§ Data provided:
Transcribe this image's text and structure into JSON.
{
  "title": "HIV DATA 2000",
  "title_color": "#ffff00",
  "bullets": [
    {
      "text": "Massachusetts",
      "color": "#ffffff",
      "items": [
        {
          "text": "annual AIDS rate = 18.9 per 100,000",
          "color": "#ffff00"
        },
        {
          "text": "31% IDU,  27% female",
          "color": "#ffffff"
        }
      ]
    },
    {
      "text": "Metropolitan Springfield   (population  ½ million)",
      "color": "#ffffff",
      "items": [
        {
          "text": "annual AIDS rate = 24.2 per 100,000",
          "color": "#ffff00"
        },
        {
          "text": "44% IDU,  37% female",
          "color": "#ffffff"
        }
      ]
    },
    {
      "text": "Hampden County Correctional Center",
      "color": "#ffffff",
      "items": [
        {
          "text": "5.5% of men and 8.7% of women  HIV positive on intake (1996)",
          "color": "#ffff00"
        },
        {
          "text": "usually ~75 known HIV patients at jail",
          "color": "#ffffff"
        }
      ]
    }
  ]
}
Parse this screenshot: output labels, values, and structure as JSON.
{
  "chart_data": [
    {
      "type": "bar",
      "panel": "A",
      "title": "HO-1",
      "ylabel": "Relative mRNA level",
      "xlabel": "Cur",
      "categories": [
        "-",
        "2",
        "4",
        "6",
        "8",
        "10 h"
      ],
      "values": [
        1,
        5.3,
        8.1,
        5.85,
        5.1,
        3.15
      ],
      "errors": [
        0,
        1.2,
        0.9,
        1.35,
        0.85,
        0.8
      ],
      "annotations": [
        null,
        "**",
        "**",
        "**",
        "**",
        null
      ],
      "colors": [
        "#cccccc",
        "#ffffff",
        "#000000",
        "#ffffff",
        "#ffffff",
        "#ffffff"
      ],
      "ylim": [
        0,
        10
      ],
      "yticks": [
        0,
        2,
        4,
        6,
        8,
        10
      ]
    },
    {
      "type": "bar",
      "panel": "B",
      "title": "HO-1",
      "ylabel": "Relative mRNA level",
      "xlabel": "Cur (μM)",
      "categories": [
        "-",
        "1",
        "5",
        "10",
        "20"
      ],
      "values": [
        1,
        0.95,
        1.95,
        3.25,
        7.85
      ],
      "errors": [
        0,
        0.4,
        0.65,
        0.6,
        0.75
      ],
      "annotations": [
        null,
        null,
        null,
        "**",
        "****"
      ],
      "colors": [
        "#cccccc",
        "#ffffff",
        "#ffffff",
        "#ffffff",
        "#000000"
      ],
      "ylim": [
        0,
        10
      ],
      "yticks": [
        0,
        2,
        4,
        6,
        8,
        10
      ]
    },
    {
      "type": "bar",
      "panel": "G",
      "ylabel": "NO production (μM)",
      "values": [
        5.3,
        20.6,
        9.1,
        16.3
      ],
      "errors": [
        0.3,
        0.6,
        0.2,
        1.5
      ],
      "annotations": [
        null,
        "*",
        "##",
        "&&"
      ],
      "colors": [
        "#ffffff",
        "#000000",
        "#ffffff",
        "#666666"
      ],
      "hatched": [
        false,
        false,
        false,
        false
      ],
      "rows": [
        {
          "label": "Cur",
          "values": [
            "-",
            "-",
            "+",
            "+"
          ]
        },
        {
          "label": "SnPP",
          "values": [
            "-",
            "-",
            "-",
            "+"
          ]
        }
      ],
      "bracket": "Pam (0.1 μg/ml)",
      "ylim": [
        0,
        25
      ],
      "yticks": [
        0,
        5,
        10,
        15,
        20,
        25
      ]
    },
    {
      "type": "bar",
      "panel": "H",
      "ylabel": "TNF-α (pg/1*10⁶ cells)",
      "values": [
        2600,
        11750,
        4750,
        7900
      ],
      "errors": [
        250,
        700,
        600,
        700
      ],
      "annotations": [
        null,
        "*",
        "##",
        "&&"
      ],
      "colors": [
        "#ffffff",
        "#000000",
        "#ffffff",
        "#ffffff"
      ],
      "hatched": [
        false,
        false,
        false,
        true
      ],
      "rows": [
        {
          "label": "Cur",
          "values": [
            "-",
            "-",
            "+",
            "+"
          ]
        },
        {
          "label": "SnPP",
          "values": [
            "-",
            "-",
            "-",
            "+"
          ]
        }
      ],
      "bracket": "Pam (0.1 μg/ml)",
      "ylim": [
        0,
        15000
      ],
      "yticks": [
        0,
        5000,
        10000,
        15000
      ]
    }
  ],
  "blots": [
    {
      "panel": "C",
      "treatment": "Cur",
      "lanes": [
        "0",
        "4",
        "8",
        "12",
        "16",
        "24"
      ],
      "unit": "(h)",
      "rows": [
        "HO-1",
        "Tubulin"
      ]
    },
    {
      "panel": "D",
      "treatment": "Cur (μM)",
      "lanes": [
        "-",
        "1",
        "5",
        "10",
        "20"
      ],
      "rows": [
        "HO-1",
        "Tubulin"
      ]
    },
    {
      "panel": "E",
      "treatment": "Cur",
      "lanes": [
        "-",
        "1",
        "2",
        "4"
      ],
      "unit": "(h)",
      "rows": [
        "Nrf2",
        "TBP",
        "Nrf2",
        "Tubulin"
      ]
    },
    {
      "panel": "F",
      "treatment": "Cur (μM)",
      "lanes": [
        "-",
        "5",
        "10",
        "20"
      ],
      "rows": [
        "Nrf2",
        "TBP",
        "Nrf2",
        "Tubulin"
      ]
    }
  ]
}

§ Problem description:
Please output every line shown above exactly.

§ The answer:
Transcribe this image's text and structure into JSON.
{
  "title": "HIV DATA 2000",
  "title_color": "#ffff00",
  "bullets": [
    {
      "text": "Massachusetts",
      "color": "#ffffff",
      "items": [
        {
          "text": "annual AIDS rate = 18.9 per 100,000",
          "color": "#ffff00"
        },
        {
          "text": "31% IDU,  27% female",
          "color": "#ffffff"
        }
      ]
    },
    {
      "text": "Metropolitan Springfield   (population  ½ million)",
      "color": "#ffffff",
      "items": [
        {
          "text": "annual AIDS rate = 24.2 per 100,000",
          "color": "#ffff00"
        },
        {
          "text": "44% IDU,  37% female",
          "color": "#ffffff"
        }
      ]
    },
    {
      "text": "Hampden County Correctional Center",
      "color": "#ffffff",
      "items": [
        {
          "text": "5.5% of men and 8.7% of women  HIV positive on intake (1996)",
          "color": "#ffff00"
        },
        {
          "text": "usually ~75 known HIV patients at jail",
          "color": "#ffffff"
        }
      ]
    }
  ]
}
Parse this screenshot: output labels, values, and structure as JSON.
{
  "chart_data": [
    {
      "type": "bar",
      "panel": "A",
      "title": "HO-1",
      "ylabel": "Relative mRNA level",
      "xlabel": "Cur",
      "categories": [
        "-",
        "2",
        "4",
        "6",
        "8",
        "10 h"
      ],
      "values": [
        1,
        5.3,
        8.1,
        5.85,
        5.1,
        3.15
      ],
      "errors": [
        0,
        1.2,
        0.9,
        1.35,
        0.85,
        0.8
      ],
      "annotations": [
        null,
        "**",
        "**",
        "**",
        "**",
        null
      ],
      "colors": [
        "#cccccc",
        "#ffffff",
        "#000000",
        "#ffffff",
        "#ffffff",
        "#ffffff"
      ],
      "ylim": [
        0,
        10
      ],
      "yticks": [
        0,
        2,
        4,
        6,
        8,
        10
      ]
    },
    {
      "type": "bar",
      "panel": "B",
      "title": "HO-1",
      "ylabel": "Relative mRNA level",
      "xlabel": "Cur (μM)",
      "categories": [
        "-",
        "1",
        "5",
        "10",
        "20"
      ],
      "values": [
        1,
        0.95,
        1.95,
        3.25,
        7.85
      ],
      "errors": [
        0,
        0.4,
        0.65,
        0.6,
        0.75
      ],
      "annotations": [
        null,
        null,
        null,
        "**",
        "****"
      ],
      "colors": [
        "#cccccc",
        "#ffffff",
        "#ffffff",
        "#ffffff",
        "#000000"
      ],
      "ylim": [
        0,
        10
      ],
      "yticks": [
        0,
        2,
        4,
        6,
        8,
        10
      ]
    },
    {
      "type": "bar",
      "panel": "G",
      "ylabel": "NO production (μM)",
      "values": [
        5.3,
        20.6,
        9.1,
        16.3
      ],
      "errors": [
        0.3,
        0.6,
        0.2,
        1.5
      ],
      "annotations": [
        null,
        "*",
        "##",
        "&&"
      ],
      "colors": [
        "#ffffff",
        "#000000",
        "#ffffff",
        "#666666"
      ],
      "hatched": [
        false,
        false,
        false,
        false
      ],
      "rows": [
        {
          "label": "Cur",
          "values": [
            "-",
            "-",
            "+",
            "+"
          ]
        },
        {
          "label": "SnPP",
          "values": [
            "-",
            "-",
            "-",
            "+"
          ]
        }
      ],
      "bracket": "Pam (0.1 μg/ml)",
      "ylim": [
        0,
        25
      ],
      "yticks": [
        0,
        5,
        10,
        15,
        20,
        25
      ]
    },
    {
      "type": "bar",
      "panel": "H",
      "ylabel": "TNF-α (pg/1*10⁶ cells)",
      "values": [
        2600,
        11750,
        4750,
        7900
      ],
      "errors": [
        250,
        700,
        600,
        700
      ],
      "annotations": [
        null,
        "*",
        "##",
        "&&"
      ],
      "colors": [
        "#ffffff",
        "#000000",
        "#ffffff",
        "#ffffff"
      ],
      "hatched": [
        false,
        false,
        false,
        true
      ],
      "rows": [
        {
          "label": "Cur",
          "values": [
            "-",
            "-",
            "+",
            "+"
          ]
        },
        {
          "label": "SnPP",
          "values": [
            "-",
            "-",
            "-",
            "+"
          ]
        }
      ],
      "bracket": "Pam (0.1 μg/ml)",
      "ylim": [
        0,
        15000
      ],
      "yticks": [
        0,
        5000,
        10000,
        15000
      ]
    }
  ],
  "blots": [
    {
      "panel": "C",
      "treatment": "Cur",
      "lanes": [
        "0",
        "4",
        "8",
        "12",
        "16",
        "24"
      ],
      "unit": "(h)",
      "rows": [
        "HO-1",
        "Tubulin"
      ]
    },
    {
      "panel": "D",
      "treatment": "Cur (μM)",
      "lanes": [
        "-",
        "1",
        "5",
        "10",
        "20"
      ],
      "rows": [
        "HO-1",
        "Tubulin"
      ]
    },
    {
      "panel": "E",
      "treatment": "Cur",
      "lanes": [
        "-",
        "1",
        "2",
        "4"
      ],
      "unit": "(h)",
      "rows": [
        "Nrf2",
        "TBP",
        "Nrf2",
        "Tubulin"
      ]
    },
    {
      "panel": "F",
      "treatment": "Cur (μM)",
      "lanes": [
        "-",
        "5",
        "10",
        "20"
      ],
      "rows": [
        "Nrf2",
        "TBP",
        "Nrf2",
        "Tubulin"
      ]
    }
  ]
}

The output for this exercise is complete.